**What you will do**
Scan the entries below for the word "settings". Copy each line that has it.

**Stored data**
--- BEGIN ---

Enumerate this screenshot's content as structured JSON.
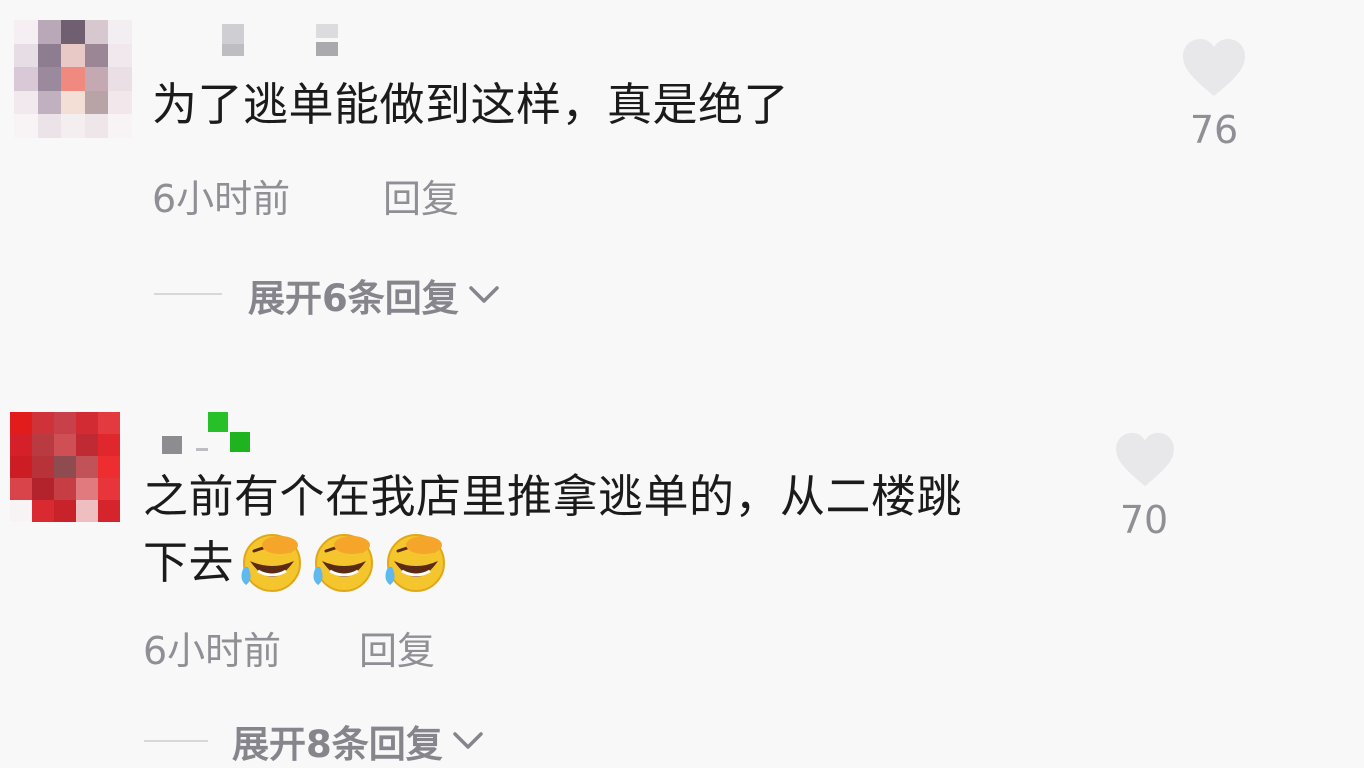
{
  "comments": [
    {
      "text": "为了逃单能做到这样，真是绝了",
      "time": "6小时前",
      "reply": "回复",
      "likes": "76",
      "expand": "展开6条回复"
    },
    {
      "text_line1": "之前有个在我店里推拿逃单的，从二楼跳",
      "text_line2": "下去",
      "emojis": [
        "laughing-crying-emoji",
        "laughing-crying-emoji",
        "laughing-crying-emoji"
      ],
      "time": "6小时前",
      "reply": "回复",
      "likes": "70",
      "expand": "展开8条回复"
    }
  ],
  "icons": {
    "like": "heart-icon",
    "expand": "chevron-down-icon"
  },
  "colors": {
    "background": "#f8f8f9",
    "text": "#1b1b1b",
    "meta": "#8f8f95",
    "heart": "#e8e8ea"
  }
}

--- END ---
--- BEGIN ---

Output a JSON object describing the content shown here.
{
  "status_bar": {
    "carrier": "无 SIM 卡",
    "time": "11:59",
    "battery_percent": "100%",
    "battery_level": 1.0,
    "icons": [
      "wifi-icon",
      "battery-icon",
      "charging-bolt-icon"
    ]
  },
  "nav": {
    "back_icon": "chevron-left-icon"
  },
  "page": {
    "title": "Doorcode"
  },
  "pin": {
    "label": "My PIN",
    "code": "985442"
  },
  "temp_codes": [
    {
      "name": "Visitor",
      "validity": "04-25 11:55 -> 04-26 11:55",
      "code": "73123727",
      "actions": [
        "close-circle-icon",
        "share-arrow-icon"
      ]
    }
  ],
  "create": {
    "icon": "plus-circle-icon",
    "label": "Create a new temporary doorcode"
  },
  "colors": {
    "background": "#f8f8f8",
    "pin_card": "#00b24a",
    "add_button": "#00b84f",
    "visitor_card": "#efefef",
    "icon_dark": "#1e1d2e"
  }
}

--- END ---
--- BEGIN ---

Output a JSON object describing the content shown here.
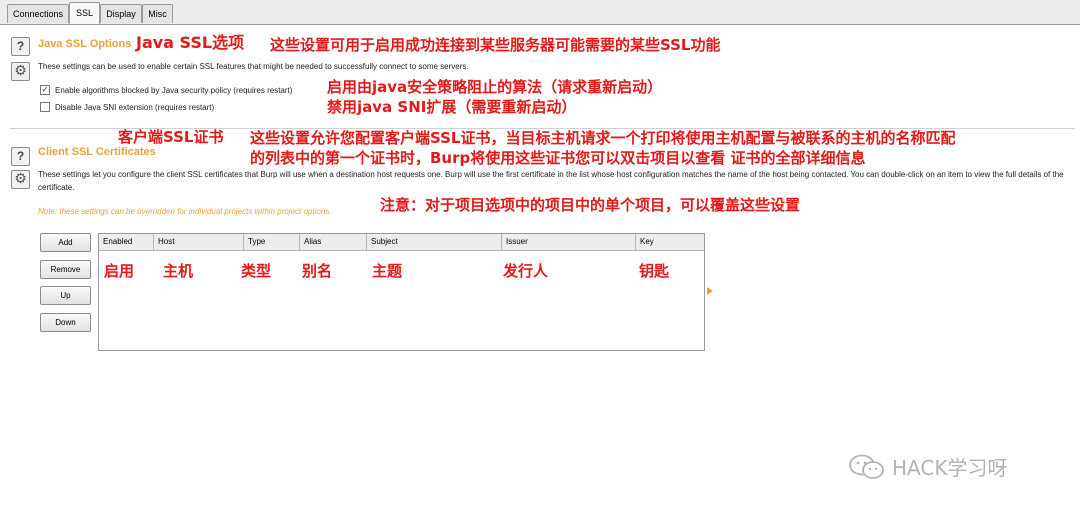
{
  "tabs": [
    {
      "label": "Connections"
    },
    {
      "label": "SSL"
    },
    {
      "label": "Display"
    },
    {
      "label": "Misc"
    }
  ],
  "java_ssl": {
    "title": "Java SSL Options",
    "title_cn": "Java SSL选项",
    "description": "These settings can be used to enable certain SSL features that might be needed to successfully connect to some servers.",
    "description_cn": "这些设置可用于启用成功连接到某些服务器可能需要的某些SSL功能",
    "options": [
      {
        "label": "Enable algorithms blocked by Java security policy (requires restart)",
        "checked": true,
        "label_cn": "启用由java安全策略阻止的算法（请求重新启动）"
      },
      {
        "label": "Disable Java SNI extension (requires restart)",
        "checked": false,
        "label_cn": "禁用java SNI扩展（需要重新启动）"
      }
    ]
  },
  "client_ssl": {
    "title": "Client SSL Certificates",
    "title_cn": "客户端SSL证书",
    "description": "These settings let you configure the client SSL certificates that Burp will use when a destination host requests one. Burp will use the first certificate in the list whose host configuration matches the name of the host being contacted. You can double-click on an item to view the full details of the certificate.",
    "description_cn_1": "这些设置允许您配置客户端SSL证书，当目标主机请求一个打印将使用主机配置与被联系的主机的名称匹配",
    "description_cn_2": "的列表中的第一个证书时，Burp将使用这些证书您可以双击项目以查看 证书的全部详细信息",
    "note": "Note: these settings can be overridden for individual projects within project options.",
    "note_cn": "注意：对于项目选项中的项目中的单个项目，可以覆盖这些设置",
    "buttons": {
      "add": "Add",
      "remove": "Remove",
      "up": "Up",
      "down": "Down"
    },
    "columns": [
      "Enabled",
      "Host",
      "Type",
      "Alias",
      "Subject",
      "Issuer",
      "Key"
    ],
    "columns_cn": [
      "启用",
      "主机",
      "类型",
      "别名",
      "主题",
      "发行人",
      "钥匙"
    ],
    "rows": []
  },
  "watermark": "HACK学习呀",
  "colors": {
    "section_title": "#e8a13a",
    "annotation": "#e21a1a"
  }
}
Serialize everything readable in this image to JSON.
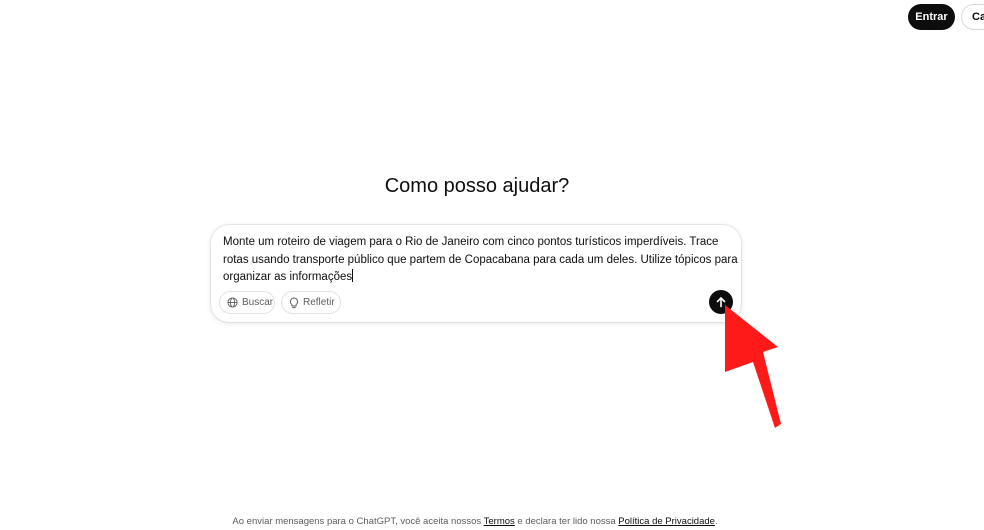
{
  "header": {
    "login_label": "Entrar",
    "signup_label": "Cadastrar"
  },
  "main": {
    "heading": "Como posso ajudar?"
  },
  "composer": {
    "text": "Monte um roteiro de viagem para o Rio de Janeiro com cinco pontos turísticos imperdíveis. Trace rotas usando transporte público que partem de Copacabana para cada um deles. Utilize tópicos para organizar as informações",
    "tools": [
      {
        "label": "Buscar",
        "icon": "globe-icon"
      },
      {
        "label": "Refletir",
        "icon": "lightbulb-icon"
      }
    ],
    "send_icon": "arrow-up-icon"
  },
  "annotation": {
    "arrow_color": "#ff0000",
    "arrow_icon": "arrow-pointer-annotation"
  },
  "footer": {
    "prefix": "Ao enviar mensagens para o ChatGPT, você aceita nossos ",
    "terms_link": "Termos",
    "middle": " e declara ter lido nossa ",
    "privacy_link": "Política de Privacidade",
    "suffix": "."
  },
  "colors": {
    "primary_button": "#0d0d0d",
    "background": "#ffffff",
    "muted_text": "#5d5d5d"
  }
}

--- END ---

**Solution to this problem**
    "description": "These settings can be used to enable certain SSL features that might be needed to successfully connect to some servers.",
    "description": "These settings let you configure the client SSL certificates that Burp will use when a destination host requests one. Burp will use the first certificate in the list whose host configuration matches the name of the host being contacted. You can double-click on an item to view the full details of the certificate.",
    "note": "Note: these settings can be overridden for individual projects within project options.",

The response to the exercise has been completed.